::: Record set

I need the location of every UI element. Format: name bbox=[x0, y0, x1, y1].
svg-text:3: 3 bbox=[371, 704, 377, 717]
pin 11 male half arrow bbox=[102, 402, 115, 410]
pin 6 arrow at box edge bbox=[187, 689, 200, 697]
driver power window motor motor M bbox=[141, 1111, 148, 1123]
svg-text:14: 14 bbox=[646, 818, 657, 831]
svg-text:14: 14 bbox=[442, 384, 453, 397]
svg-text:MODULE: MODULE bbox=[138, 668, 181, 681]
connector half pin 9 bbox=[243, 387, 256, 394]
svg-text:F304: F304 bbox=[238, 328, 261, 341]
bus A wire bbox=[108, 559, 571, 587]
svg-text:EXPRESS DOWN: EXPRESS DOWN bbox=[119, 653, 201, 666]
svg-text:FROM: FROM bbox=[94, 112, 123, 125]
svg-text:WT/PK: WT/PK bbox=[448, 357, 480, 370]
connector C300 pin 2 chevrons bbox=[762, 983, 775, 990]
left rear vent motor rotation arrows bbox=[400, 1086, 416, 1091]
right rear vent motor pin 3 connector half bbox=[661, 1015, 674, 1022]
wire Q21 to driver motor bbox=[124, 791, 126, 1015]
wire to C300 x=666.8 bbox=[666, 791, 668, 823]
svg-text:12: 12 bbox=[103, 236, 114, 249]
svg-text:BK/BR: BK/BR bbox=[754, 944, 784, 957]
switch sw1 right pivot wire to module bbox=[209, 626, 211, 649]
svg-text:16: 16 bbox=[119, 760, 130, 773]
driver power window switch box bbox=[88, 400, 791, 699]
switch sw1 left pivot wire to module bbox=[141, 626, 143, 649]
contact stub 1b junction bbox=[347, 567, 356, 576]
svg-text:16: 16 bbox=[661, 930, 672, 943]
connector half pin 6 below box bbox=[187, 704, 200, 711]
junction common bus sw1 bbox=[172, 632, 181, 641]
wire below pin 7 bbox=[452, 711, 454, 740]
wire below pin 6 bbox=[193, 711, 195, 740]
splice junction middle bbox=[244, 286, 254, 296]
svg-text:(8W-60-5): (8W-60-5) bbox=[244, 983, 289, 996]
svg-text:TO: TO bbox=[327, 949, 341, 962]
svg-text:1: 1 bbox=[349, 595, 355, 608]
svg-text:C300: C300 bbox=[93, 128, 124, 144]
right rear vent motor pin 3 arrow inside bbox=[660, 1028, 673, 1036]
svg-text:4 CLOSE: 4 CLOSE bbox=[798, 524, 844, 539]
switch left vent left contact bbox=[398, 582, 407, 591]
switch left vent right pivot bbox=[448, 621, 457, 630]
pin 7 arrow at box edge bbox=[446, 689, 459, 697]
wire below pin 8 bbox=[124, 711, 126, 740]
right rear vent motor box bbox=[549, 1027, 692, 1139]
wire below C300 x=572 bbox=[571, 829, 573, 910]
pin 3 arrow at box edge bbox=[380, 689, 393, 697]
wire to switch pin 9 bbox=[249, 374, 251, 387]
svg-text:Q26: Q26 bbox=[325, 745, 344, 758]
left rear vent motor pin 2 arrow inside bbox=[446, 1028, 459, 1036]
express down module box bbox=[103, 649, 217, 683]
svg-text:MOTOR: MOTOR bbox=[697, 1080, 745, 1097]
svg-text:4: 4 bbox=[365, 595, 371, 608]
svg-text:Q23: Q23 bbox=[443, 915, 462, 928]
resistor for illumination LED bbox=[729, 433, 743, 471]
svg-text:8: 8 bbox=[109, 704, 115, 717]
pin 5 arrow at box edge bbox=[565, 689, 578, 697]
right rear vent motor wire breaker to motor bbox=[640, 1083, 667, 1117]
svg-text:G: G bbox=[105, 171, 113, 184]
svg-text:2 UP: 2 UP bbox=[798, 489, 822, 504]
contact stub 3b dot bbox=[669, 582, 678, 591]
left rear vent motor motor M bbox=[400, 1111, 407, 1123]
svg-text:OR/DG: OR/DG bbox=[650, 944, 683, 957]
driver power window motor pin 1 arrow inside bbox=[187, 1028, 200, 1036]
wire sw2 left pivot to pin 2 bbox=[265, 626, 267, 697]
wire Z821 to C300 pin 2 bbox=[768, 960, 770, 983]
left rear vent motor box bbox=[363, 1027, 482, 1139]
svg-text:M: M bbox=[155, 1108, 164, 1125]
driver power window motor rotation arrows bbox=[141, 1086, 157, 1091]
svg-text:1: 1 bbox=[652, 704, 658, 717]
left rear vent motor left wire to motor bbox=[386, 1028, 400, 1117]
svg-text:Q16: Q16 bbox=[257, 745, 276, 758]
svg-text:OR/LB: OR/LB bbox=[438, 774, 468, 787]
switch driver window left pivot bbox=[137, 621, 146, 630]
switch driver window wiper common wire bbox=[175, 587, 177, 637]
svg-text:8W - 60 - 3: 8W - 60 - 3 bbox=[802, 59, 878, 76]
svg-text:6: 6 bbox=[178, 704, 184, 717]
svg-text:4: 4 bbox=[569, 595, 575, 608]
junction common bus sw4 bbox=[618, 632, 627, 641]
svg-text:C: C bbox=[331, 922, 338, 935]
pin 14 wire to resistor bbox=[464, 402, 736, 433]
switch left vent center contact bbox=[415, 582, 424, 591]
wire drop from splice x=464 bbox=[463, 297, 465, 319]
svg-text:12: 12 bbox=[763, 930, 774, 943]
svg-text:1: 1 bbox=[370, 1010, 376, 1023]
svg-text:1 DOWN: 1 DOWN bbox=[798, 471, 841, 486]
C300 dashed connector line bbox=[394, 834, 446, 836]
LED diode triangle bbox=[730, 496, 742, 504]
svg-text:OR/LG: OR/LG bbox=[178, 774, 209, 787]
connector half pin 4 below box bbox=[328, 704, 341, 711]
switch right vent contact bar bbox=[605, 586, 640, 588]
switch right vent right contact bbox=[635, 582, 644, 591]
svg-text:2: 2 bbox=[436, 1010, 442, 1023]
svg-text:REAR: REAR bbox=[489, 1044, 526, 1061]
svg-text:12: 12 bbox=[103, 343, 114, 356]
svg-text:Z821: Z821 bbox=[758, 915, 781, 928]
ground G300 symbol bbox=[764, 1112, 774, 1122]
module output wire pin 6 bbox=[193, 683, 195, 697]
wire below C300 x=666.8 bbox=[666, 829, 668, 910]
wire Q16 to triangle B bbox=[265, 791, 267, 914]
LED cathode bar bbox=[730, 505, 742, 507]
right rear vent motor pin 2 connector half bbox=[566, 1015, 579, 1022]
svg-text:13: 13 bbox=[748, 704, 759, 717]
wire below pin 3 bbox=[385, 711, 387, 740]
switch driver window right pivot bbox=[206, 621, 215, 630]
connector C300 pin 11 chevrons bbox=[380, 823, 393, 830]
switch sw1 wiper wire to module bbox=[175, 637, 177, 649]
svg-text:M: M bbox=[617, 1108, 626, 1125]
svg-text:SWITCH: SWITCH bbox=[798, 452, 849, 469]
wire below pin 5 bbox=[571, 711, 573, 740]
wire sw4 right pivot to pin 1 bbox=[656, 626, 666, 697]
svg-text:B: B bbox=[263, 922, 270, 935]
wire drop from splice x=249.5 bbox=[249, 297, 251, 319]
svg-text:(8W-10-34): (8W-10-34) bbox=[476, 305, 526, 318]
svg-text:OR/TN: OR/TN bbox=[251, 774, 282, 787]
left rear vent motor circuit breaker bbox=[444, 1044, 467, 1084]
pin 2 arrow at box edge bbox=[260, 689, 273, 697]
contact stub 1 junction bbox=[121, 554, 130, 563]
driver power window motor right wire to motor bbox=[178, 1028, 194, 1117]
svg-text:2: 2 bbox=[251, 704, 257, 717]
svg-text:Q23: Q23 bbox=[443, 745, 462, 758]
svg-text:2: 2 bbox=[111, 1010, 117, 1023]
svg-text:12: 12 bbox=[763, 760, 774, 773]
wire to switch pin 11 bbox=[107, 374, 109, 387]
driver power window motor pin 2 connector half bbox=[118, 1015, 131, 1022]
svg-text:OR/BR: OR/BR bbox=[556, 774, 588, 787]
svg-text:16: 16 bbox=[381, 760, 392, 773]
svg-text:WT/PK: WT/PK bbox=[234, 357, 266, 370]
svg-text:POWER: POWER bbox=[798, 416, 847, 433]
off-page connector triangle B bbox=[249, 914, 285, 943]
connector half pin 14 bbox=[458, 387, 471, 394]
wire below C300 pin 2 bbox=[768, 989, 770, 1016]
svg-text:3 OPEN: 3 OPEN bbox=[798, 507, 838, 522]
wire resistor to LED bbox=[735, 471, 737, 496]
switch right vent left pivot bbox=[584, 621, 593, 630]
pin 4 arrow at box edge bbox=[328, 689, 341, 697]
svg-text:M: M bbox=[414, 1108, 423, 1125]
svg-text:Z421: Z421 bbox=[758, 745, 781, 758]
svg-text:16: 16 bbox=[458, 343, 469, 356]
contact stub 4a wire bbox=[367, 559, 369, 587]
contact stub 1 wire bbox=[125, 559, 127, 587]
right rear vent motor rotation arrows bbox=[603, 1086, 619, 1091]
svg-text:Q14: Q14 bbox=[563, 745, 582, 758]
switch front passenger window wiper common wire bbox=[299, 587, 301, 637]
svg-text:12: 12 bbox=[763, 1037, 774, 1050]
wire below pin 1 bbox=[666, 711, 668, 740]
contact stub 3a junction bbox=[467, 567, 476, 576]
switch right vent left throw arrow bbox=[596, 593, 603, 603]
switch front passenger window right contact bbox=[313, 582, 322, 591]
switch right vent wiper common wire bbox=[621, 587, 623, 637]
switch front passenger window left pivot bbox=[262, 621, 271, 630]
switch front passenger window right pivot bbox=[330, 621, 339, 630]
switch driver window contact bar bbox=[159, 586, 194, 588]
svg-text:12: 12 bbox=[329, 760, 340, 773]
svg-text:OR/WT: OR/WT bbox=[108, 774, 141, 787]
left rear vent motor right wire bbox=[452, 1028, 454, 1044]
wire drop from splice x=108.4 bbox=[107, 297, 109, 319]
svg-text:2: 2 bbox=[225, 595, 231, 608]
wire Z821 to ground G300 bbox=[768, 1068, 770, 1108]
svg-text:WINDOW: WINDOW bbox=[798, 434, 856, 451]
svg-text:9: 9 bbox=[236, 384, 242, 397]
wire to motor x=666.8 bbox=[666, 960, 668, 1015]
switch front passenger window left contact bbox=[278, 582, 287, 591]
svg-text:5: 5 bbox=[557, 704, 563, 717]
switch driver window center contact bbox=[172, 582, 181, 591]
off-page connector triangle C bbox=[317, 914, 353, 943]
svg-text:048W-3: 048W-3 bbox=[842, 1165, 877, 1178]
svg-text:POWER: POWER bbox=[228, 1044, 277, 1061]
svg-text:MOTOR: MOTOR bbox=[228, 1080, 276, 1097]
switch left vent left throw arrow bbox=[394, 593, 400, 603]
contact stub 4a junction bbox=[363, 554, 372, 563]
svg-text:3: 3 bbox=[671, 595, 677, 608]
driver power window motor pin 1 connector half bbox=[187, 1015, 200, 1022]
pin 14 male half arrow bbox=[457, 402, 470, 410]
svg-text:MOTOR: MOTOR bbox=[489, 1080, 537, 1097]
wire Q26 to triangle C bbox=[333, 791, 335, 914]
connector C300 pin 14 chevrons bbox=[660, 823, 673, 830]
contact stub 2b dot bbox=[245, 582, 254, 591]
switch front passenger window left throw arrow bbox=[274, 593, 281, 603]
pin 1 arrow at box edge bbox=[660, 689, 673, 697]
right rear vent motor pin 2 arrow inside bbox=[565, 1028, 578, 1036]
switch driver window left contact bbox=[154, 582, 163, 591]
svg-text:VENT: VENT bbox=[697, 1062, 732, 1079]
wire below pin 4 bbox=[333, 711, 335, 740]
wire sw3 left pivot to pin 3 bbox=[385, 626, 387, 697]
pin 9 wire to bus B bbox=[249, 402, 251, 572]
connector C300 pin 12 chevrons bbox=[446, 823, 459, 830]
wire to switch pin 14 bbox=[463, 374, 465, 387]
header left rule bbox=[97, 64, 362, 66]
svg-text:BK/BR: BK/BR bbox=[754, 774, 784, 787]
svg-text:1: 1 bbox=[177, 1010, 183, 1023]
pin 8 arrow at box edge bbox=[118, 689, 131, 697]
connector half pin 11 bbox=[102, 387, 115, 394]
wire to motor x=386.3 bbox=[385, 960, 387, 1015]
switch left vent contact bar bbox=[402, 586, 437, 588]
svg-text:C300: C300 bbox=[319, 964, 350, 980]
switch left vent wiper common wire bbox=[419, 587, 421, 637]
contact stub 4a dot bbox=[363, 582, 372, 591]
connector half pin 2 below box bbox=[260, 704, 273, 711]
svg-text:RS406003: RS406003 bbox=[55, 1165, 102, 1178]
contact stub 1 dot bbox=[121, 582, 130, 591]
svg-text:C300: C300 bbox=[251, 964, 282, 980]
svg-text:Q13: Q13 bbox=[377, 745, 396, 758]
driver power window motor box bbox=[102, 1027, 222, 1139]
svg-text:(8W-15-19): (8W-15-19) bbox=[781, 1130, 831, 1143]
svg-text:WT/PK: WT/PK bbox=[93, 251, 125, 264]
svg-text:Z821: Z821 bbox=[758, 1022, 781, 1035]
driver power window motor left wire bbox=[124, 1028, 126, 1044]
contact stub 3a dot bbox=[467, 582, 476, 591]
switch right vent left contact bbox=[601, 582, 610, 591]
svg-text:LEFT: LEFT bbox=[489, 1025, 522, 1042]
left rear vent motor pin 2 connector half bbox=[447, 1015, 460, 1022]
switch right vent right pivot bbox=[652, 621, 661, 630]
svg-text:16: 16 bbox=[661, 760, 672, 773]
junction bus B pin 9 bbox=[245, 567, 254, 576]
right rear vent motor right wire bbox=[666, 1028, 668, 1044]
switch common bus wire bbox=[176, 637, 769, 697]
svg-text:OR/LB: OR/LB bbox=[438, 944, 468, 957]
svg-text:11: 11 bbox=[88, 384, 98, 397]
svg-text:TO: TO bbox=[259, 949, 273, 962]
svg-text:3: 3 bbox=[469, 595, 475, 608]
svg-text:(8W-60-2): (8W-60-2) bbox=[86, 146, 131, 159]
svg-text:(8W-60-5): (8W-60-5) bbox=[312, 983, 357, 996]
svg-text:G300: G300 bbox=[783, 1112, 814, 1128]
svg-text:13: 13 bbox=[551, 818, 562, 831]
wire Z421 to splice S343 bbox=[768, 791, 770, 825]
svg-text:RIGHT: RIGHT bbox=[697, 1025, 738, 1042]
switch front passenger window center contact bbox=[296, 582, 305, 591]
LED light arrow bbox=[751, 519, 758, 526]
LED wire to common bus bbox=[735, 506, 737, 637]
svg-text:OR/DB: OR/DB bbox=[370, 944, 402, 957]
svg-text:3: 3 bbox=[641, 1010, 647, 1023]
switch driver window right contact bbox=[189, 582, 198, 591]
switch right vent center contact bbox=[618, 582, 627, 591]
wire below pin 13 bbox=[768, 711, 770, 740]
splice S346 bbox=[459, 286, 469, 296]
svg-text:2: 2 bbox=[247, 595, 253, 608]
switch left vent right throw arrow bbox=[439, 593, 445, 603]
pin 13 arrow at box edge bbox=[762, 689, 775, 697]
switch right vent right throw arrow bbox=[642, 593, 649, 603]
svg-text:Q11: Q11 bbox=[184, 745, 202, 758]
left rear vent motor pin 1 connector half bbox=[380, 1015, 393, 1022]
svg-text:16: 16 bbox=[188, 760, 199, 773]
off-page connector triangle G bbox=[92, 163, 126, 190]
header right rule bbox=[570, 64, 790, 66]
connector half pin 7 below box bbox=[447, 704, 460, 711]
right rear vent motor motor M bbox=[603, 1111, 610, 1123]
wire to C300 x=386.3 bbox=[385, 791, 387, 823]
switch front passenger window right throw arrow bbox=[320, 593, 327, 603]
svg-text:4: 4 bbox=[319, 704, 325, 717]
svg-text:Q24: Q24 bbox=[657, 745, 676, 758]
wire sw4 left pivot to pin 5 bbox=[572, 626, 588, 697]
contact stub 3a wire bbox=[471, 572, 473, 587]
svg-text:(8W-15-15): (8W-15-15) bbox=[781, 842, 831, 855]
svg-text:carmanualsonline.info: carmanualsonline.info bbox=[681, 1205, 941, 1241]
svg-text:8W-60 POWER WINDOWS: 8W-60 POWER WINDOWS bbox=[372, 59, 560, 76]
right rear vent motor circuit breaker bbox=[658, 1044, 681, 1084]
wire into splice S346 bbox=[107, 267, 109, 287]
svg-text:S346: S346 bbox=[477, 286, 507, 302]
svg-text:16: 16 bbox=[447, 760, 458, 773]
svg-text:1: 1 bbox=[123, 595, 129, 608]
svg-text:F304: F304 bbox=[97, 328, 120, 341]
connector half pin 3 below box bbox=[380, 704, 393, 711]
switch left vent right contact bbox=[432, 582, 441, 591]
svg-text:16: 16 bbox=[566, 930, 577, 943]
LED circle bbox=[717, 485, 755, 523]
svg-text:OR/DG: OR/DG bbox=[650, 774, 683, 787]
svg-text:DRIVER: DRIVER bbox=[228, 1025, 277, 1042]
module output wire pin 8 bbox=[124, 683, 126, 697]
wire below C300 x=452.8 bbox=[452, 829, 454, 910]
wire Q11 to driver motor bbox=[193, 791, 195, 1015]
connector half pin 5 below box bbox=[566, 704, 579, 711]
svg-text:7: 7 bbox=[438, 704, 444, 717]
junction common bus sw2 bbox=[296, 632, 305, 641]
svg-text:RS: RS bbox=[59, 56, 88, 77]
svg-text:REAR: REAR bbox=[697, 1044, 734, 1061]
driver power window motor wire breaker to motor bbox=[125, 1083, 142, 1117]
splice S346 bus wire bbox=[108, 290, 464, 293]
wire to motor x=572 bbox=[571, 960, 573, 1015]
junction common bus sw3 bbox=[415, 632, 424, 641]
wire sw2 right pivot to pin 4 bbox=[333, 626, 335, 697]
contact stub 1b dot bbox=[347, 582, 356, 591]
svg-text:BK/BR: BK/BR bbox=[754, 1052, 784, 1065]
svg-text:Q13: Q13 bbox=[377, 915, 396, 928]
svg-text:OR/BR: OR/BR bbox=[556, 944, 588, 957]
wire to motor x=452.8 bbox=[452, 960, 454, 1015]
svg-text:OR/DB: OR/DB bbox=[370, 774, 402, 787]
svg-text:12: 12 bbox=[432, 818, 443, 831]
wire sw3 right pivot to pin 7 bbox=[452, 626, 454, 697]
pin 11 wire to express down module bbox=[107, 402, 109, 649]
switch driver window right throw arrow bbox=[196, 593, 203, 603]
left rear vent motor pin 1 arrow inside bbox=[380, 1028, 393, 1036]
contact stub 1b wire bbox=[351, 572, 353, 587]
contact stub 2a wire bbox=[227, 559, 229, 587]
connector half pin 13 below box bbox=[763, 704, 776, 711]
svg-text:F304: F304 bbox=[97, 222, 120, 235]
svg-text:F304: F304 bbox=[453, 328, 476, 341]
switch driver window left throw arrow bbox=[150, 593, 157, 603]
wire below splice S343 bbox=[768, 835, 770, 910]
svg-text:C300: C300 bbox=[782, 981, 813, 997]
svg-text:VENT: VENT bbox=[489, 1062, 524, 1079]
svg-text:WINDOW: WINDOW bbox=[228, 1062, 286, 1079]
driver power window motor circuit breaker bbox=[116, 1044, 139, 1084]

::::::

Extract each line from the material above that contains the string "male".

pin 11 male half arrow bbox=[102, 402, 115, 410]
pin 14 male half arrow bbox=[457, 402, 470, 410]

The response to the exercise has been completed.